(A run of records)
>> begin
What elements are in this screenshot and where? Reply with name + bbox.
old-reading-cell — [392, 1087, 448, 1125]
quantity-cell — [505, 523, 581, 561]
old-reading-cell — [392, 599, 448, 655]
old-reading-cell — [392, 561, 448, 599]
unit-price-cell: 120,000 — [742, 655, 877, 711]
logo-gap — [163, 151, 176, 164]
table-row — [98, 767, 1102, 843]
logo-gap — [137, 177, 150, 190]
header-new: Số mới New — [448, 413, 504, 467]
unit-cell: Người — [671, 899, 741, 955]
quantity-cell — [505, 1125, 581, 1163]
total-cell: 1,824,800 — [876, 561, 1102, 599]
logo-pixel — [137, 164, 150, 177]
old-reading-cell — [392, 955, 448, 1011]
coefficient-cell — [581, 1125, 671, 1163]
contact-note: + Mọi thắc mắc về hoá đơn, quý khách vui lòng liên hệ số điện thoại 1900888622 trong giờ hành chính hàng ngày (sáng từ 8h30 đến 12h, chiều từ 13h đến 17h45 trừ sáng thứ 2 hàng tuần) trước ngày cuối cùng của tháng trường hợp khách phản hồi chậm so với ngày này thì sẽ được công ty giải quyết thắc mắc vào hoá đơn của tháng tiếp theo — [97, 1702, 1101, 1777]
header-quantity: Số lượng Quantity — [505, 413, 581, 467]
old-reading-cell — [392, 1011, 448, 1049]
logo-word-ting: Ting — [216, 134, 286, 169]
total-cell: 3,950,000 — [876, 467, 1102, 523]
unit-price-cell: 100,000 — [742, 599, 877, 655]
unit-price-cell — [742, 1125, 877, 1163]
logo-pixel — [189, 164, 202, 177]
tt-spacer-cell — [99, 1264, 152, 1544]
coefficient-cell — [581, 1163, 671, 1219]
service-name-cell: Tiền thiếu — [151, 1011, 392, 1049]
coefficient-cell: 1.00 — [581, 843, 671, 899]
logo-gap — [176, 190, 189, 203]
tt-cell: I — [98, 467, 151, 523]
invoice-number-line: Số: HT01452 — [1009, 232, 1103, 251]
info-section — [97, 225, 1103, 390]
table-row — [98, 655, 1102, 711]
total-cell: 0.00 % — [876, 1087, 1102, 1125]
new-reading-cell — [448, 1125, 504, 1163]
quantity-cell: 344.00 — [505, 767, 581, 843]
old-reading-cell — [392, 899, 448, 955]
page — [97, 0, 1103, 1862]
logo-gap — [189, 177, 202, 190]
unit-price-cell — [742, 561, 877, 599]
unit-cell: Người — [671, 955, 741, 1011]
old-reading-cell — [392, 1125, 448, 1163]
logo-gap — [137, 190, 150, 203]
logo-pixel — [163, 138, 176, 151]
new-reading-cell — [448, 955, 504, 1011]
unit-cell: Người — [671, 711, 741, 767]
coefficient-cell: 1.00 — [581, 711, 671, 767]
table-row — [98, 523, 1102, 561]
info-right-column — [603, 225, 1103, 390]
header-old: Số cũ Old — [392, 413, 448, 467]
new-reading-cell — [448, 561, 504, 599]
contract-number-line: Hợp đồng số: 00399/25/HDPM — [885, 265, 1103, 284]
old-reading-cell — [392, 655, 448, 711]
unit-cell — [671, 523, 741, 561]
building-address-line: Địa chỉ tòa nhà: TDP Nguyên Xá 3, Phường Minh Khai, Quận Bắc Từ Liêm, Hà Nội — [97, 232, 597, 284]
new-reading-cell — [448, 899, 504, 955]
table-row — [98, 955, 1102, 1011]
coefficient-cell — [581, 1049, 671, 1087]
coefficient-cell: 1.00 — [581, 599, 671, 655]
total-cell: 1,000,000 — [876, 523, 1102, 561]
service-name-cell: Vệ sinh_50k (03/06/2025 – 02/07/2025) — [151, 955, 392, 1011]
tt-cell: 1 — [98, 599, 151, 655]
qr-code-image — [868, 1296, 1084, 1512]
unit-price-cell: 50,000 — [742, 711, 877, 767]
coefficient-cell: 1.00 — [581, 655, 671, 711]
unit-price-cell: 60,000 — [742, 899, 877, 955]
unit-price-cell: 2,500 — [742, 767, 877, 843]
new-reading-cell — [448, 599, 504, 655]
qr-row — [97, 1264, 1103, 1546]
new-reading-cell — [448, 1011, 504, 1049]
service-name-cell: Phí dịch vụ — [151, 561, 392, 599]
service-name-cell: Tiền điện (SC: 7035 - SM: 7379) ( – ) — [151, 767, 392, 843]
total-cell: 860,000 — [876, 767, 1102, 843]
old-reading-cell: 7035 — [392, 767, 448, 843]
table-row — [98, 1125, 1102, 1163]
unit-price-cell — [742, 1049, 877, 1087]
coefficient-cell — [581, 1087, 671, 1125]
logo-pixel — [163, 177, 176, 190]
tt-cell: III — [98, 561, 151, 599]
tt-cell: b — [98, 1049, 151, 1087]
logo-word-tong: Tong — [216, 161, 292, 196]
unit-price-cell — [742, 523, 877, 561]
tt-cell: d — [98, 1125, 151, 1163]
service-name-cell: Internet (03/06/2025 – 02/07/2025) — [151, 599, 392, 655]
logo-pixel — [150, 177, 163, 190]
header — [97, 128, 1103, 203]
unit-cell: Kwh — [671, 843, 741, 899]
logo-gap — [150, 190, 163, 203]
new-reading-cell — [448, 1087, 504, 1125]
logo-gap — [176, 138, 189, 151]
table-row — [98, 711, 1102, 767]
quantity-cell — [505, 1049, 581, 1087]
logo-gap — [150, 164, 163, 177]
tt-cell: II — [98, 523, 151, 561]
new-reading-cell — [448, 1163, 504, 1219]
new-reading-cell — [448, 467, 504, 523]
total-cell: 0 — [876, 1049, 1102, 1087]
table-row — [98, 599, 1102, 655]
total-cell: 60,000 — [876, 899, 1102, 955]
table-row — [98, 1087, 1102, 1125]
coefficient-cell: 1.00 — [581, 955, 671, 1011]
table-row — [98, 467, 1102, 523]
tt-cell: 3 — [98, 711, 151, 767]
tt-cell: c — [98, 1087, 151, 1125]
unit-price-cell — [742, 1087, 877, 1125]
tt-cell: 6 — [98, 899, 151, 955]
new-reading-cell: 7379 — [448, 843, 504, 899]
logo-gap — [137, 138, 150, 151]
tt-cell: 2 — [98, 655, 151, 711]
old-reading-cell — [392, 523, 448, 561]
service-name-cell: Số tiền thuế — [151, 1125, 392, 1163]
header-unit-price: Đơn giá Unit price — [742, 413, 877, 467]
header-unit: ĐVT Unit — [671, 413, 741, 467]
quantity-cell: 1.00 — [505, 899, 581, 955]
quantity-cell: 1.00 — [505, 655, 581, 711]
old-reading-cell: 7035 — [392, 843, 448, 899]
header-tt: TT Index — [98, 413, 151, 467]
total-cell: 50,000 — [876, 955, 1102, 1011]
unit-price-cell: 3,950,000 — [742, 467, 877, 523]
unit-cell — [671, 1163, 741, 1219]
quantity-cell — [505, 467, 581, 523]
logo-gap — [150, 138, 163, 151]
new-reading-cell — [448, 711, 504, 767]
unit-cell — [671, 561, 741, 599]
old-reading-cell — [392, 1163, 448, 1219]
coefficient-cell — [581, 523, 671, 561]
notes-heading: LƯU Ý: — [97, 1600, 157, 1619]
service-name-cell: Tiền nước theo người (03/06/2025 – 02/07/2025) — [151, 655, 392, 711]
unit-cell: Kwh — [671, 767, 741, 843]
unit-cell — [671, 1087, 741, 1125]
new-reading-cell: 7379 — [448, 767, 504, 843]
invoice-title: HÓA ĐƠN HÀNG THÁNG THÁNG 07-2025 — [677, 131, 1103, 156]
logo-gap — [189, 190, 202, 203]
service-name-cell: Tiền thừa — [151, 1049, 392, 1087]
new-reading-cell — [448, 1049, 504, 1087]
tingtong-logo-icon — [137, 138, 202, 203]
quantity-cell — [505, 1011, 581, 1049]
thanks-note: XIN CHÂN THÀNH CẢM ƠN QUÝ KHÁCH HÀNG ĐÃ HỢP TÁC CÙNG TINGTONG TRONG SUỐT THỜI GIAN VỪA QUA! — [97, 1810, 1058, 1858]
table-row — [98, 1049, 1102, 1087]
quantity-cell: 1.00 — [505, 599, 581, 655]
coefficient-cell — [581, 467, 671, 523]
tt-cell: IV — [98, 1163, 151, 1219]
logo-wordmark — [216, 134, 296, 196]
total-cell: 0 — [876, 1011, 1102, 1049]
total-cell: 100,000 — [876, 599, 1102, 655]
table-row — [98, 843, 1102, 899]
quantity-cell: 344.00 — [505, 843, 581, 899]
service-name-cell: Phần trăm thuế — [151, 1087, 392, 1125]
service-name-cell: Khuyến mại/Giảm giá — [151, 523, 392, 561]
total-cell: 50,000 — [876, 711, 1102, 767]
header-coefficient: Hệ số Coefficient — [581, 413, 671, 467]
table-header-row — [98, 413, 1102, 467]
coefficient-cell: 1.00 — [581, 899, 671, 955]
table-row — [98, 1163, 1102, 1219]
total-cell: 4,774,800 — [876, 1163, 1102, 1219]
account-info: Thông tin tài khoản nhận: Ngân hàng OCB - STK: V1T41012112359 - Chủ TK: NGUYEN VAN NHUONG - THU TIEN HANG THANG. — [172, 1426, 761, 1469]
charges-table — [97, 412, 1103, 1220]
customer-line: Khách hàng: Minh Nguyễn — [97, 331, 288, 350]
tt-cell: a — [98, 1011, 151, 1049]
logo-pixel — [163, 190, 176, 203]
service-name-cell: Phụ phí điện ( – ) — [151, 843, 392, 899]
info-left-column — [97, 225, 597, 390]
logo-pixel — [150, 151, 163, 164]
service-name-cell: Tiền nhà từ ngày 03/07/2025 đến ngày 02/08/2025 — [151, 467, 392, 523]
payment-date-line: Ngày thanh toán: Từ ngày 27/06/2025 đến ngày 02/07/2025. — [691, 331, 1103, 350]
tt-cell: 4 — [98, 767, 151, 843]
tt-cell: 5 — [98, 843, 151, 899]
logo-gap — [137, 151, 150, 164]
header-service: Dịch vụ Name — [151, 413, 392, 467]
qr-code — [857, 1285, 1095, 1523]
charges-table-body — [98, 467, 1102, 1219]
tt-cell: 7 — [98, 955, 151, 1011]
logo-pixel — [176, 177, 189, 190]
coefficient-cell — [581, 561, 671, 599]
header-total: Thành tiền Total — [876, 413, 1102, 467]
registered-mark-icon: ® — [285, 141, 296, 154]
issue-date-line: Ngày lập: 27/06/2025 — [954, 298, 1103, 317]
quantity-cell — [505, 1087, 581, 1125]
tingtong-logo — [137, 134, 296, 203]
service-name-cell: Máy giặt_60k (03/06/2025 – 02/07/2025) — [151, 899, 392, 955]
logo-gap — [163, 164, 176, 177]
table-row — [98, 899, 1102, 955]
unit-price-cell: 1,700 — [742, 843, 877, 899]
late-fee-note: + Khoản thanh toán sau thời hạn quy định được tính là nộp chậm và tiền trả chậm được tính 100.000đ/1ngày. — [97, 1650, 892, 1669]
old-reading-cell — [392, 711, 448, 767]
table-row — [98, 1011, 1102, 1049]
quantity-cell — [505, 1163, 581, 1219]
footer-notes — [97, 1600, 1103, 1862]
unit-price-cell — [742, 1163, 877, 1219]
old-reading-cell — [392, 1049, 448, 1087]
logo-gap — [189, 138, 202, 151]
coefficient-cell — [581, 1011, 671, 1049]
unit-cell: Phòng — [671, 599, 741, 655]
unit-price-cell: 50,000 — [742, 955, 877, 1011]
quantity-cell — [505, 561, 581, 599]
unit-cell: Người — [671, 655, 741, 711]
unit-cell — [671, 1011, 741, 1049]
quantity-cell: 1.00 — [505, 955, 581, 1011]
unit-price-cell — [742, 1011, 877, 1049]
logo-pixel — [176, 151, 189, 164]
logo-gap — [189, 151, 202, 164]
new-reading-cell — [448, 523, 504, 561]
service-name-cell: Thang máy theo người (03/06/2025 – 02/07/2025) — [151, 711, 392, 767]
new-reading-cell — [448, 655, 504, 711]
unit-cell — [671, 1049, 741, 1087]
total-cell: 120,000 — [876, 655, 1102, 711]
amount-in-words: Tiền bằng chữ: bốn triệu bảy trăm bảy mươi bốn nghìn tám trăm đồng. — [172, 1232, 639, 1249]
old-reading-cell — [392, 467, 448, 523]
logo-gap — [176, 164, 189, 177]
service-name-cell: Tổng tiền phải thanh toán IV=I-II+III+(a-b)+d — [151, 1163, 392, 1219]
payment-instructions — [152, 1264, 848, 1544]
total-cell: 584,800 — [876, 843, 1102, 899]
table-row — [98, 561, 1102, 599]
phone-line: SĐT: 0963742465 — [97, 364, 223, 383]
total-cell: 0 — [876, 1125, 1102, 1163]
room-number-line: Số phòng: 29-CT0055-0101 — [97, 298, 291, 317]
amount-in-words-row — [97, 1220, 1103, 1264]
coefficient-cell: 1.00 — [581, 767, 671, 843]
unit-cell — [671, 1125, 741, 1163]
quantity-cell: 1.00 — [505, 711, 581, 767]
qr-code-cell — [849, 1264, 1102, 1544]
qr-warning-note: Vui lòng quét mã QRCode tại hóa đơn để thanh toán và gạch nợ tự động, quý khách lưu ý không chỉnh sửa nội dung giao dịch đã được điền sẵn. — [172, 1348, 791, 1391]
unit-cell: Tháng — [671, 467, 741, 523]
>> end
### Short problem
Copy out the rows above, starting at the first one and stopping after the line that contains "old-reading-cell — [392, 561, 448, 599]". Include both of those lines.

### Solution
What elements are in this screenshot and where? Reply with name + bbox.
old-reading-cell — [392, 1087, 448, 1125]
quantity-cell — [505, 523, 581, 561]
old-reading-cell — [392, 599, 448, 655]
old-reading-cell — [392, 561, 448, 599]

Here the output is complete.